Records
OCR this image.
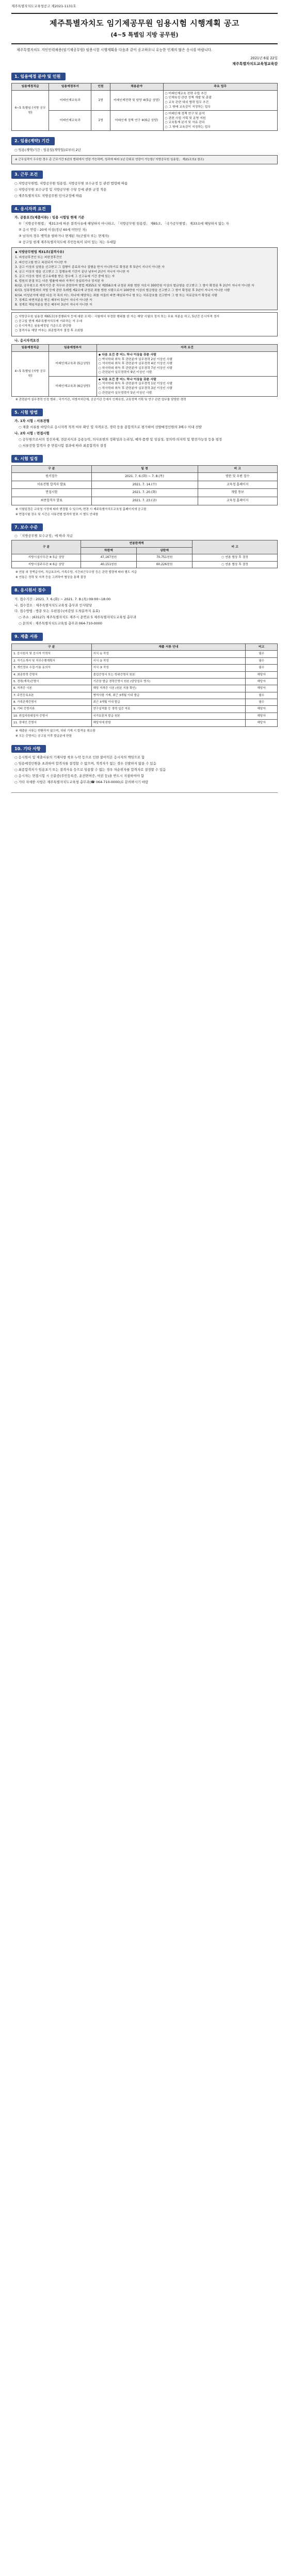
제주특별자치도교육청공고 제2021-1131호
제주특별자치도 임기제공무원 임용시험 시행계획 공고
(4~5 특별임 지방 공무원)
제주특별자치도 지인인력채용(임기제공무원) 임용시험 시행계획을 다음과 같이 공고하오니 유능한 인재의 많은 응시를 바랍니다.
2021년 6월 22일
제주특별자치도교육청교육감
1. 임용예정 분야 및 인원
임용예정직급	임용예정부서	인원	채용분야	주요 업무
4~5 특별임 (지방 공무원)	미래인재교육과	1명	미래인재전략 및 담당 ※(5급 상당)	○ 미래인재교육 전략 수립 추진
○ 인재육성 관련 정책 개발 및 총괄
○ 교육 관련 대외 협력 업무 추진
○ 그 밖에 교육감이 지정하는 업무

	미래인재교육과	1명	미래인재 정책 연구 ※(6급 상당)	○ 미래인재 정책 연구 및 분석
○ 관련 사업 기획 및 운영 지원
○ 교육통계 분석 및 자료 관리
○ 그 밖에 교육감이 지정하는 업무
2. 임용(계약) 기간
○ 임용(계약)기간 : 임용일(계약일)로부터 2년
※ 근무실적이 우수한 경우 총 근무기간 5년의 범위에서 연장 가능하며, 성과에 따라 1년 단위로 연장이 가능함(「지방공무원 임용령」 제21조의2 참조)
3. 근무 조건
○ 지방공무원법, 지방공무원 임용령, 지방공무원 보수규정 등 관련 법령에 따름
○ 지방공무원 보수규정 및 지방공무원 수당 등에 관한 규정 적용
○ 제주특별자치도 지방공무원 인사규정에 따름
4. 응시자격 요건
가. 공통요건(제출서류) : 임용 시험일 현재 기준
①「지방공무원법」 제31조에 따른 결격사유에 해당하지 아니하고, 「지방공무원 임용령」 제65조, 「국가공무원법」 제33조에 해당하지 않는 자
② 응시 연령 : 20세 이상(정년 60세 미만인 자)
③ 남자의 경우 병역을 필하거나 면제된 자(군필자 또는 면제자)
④ 공고일 현재 제주특별자치도에 주민등록이 되어 있는 자는 우대함
◆ 지방공무원법 제31조(결격사유)
1. 피성년후견인 또는 피한정후견인
2. 파산선고를 받고 복권되지 아니한 자
3. 금고 이상의 실형을 선고받고 그 집행이 종료되거나 집행을 받지 아니하기로 확정된 후 5년이 지나지 아니한 자
4. 금고 이상의 형을 선고받고 그 집행유예 기간이 끝난 날부터 2년이 지나지 아니한 자
5. 금고 이상의 형의 선고유예를 받은 경우에 그 선고유예 기간 중에 있는 자
6. 법원의 판결 또는 다른 법률에 따라 자격이 상실되거나 정지된 자
6의2. 공무원으로 재직기간 중 직무와 관련하여 형법 제355조 및 제356조에 규정된 죄를 범한 자로서 300만원 이상의 벌금형을 선고받고 그 형이 확정된 후 2년이 지나지 아니한 자
6의3. 성폭력범죄의 처벌 등에 관한 특례법 제2조에 규정된 죄를 범한 사람으로서 100만원 이상의 벌금형을 선고받고 그 형이 확정된 후 3년이 지나지 아니한 사람
6의4. 미성년자에 대한 다음 각 목의 어느 하나에 해당하는 죄를 저질러 파면·해임되거나 형 또는 치료감호를 선고받아 그 형 또는 치료감호가 확정된 사람
7. 징계로 파면처분을 받은 때부터 5년이 지나지 아니한 자
8. 징계로 해임처분을 받은 때부터 3년이 지나지 아니한 자
○ 지방공무원 임용령 제65조(부정행위자 등에 대한 조치) : 시험에서 부정한 행위를 한 자는 해당 시험의 정지 또는 무효 처분을 하고, 5년간 응시자격 정지
○ 공고일 현재 제주특별자치도에 거주하는 자 우대
○ 응시자격은 임용예정일 기준으로 판단함
○ 결격사유 해당 여부는 최종합격자 결정 후 조회함
나. 응시자격요건
임용예정직급	임용예정부서	자격 요건
4~5 특별임 (지방 공무원)	미래인재교육과 (5급상당)	◆ 다음 요건 중 어느 하나 이상을 갖춘 사람
○ 박사학위 취득 후 관련분야 실무경력 2년 이상인 사람
○ 석사학위 취득 후 관련분야 실무경력 4년 이상인 사람
○ 학사학위 취득 후 관련분야 실무경력 7년 이상인 사람
○ 관련분야 실무경력이 9년 이상인 사람

	미래인재교육과 (6급상당)	◆ 다음 요건 중 어느 하나 이상을 갖춘 사람
○ 석사학위 취득 후 관련분야 실무경력 1년 이상인 사람
○ 학사학위 취득 후 관련분야 실무경력 3년 이상인 사람
○ 관련분야 실무경력이 5년 이상인 사람
※ 관련분야 실무경력 인정 범위 : 국가기관, 지방자치단체, 공공기관 등에서 인재육성, 교육정책 기획 및 연구 관련 업무를 담당한 경력
5. 시험 방법
가. 1차 시험 : 서류전형
○ 제출 서류를 바탕으로 응시자격 적격 여부 확인 및 자격요건, 경력 등을 종합적으로 평가하여 선발예정인원의 3배수 이내 선발
나. 2차 시험 : 면접시험
○ 공무원으로서의 정신자세, 전문지식과 응용능력, 의사표현의 정확성과 논리성, 예의·품행 및 성실성, 창의력·의지력 및 발전가능성 등을 평정
○ 서류전형 합격자 중 면접시험 결과에 따라 최종합격자 결정
6. 시험 일정
구 분	일 정	비 고
원서접수	2021. 7. 6.(화) ~ 7. 8.(목)	방문 및 우편 접수
서류전형 합격자 발표	2021. 7. 14.(수)	교육청 홈페이지
면접시험	2021. 7. 20.(화)	개별 통보
최종합격자 발표	2021. 7. 23.(금)	교육청 홈페이지
※ 시험일정은 교육청 사정에 따라 변경될 수 있으며, 변경 시 제주특별자치도교육청 홈페이지에 공고함
※ 면접시험 장소 및 시간은 서류전형 합격자 발표 시 별도 안내함
7. 보수 수준
○ 「지방공무원 보수규정」에 따라 지급
구 분	연봉한계액		비 고
	하한액	상한액	
지방시설사무관 ※ 5급 상당	47,167천원	70,751천원	○ 연봉 협상 후 결정
지방시설주무관 ※ 6급 상당	40,151천원	60,226천원	○ 연봉 협상 후 결정
※ 연봉 외 정액급식비, 직급보조비, 가족수당, 시간외근무수당 등은 관련 법령에 따라 별도 지급
※ 연봉은 경력 및 자격 등을 고려하여 협상을 통해 결정
8. 응시원서 접수
가. 접수기간 : 2021. 7. 6.(화) ~ 2021. 7. 8.(목) 09:00~18:00
나. 접수장소 : 제주특별자치도교육청 총무과 인사담당
다. 접수방법 : 방문 또는 우편접수(마감일 도착분까지 유효)
○ 주소 : (63127) 제주특별자치도 제주시 문연로 5 제주특별자치도교육청 총무과
○ 문의처 : 제주특별자치도교육청 총무과 064-710-0000
9. 제출 서류
구 분	제출 서류 안내	비고
1. 응시원서 및 응시자 이력서	서식 ① 작성	필수
2. 자기소개서 및 직무수행계획서	서식 ② 작성	필수
3. 개인정보 수집·이용 동의서	서식 ③ 작성	필수
4. 최종학력 증명서	졸업증명서 또는 학위증명서 원본	해당자
5. 경력(재직)증명서	기관장 발급 경력증명서 원본 (담당업무 명시)	해당자
6. 자격증 사본	해당 자격증 사본 (원본 지참 확인)	해당자
7. 주민등록초본	병역사항 기재, 최근 3개월 이내 발급	필수
8. 가족관계증명서	최근 3개월 이내 발급	필수
9. 기타 증빙서류	연구실적물 등 경력 입증 자료	해당자
10. 취업지원대상자 증명서	국가보훈처 발급 원본	해당자
11. 장애인 증명서	해당자에 한함	해당자
※ 제출된 서류는 반환하지 않으며, 허위 기재 시 합격을 취소함
※ 모든 증명서는 공고일 이후 발급분에 한함
10. 기타 사항
○ 응시원서 및 제출서류의 기재사항 착오·누락 등으로 인한 불이익은 응시자의 책임으로 함
○ 임용예정인원을 초과하여 합격자를 결정할 수 없으며, 적격자가 없는 경우 선발하지 않을 수 있음
○ 최종합격자가 임용포기 또는 결격사유 등으로 임용할 수 없는 경우 차순위자를 합격자로 결정할 수 있음
○ 응시자는 면접시험 시 신분증(주민등록증, 운전면허증, 여권 등)을 반드시 지참하여야 함
○ 기타 자세한 사항은 제주특별자치도교육청 총무과(☎ 064-710-0000)로 문의하시기 바람
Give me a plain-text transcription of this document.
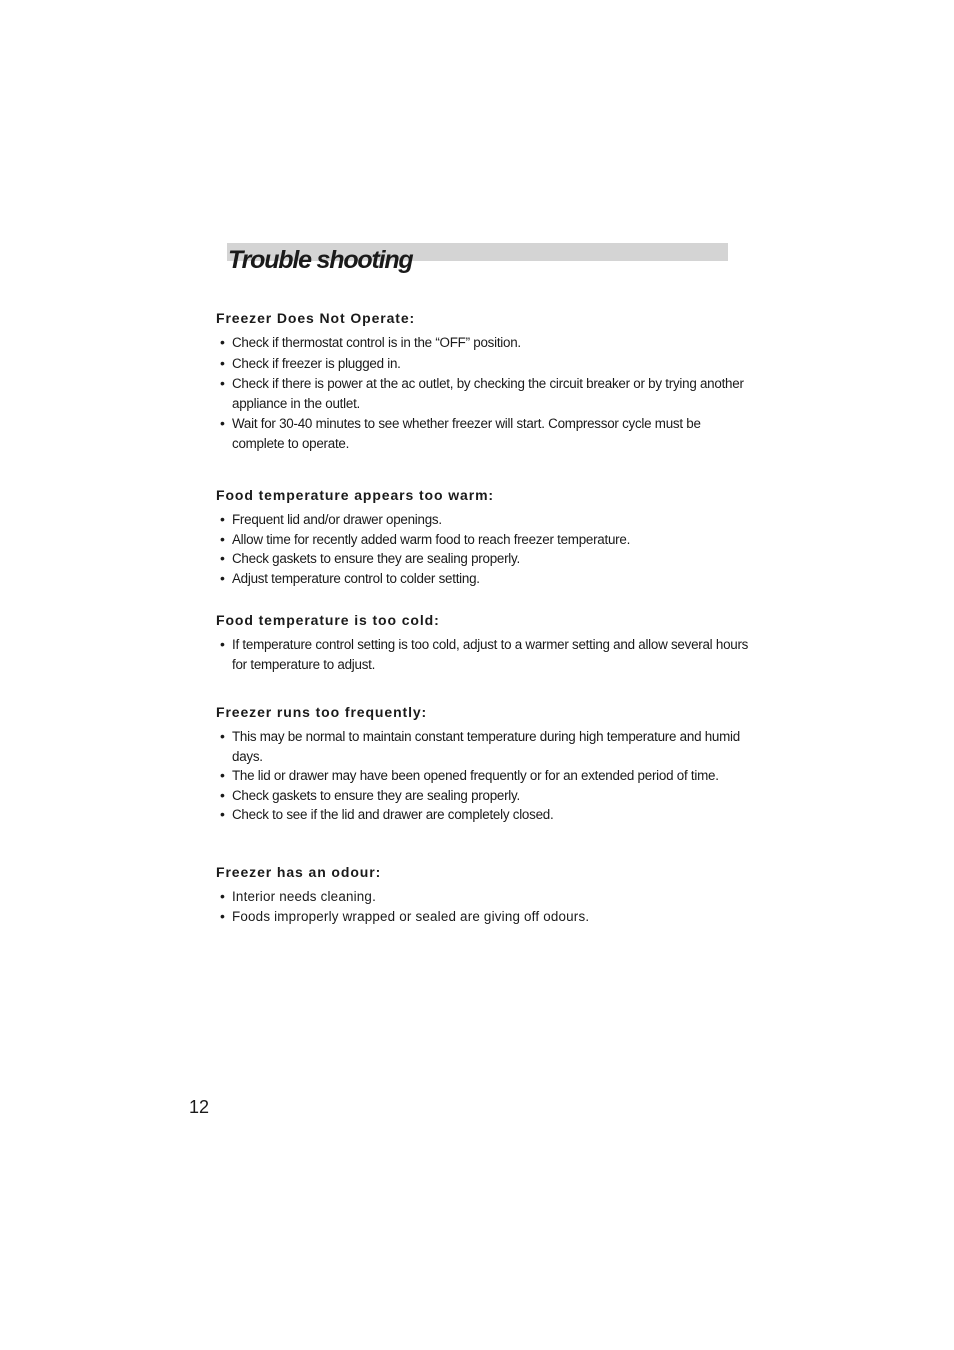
Trouble shooting
Freezer Does Not Operate:
• Check if thermostat control is in the “OFF” position.
• Check if freezer is plugged in.
• Check if there is power at the ac outlet, by checking the circuit breaker or by trying another appliance in the outlet.
• Wait for 30-40 minutes to see whether freezer will start. Compressor cycle must be complete to operate.
Food temperature appears too warm:
• Frequent lid and/or drawer openings.
• Allow time for recently added warm food to reach freezer temperature.
• Check gaskets to ensure they are sealing properly.
• Adjust temperature control to colder setting.
Food temperature is too cold:
• If temperature control setting is too cold, adjust to a warmer setting and allow several hours for temperature to adjust.
Freezer runs too frequently:
• This may be normal to maintain constant temperature during high temperature and humid days.
• The lid or drawer may have been opened frequently or for an extended period of time.
• Check gaskets to ensure they are sealing properly.
• Check to see if the lid and drawer are completely closed.
Freezer has an odour:
• Interior needs cleaning.
• Foods improperly wrapped or sealed are giving off odours.
12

#### BRIEF:
Show every line above in which the word "제주특별자치도에" occurs.

#### FINISHED EXERCISE:
④ 공고일 현재 제주특별자치도에 주민등록이 되어 있는 자는 우대함
○ 공고일 현재 제주특별자치도에 거주하는 자 우대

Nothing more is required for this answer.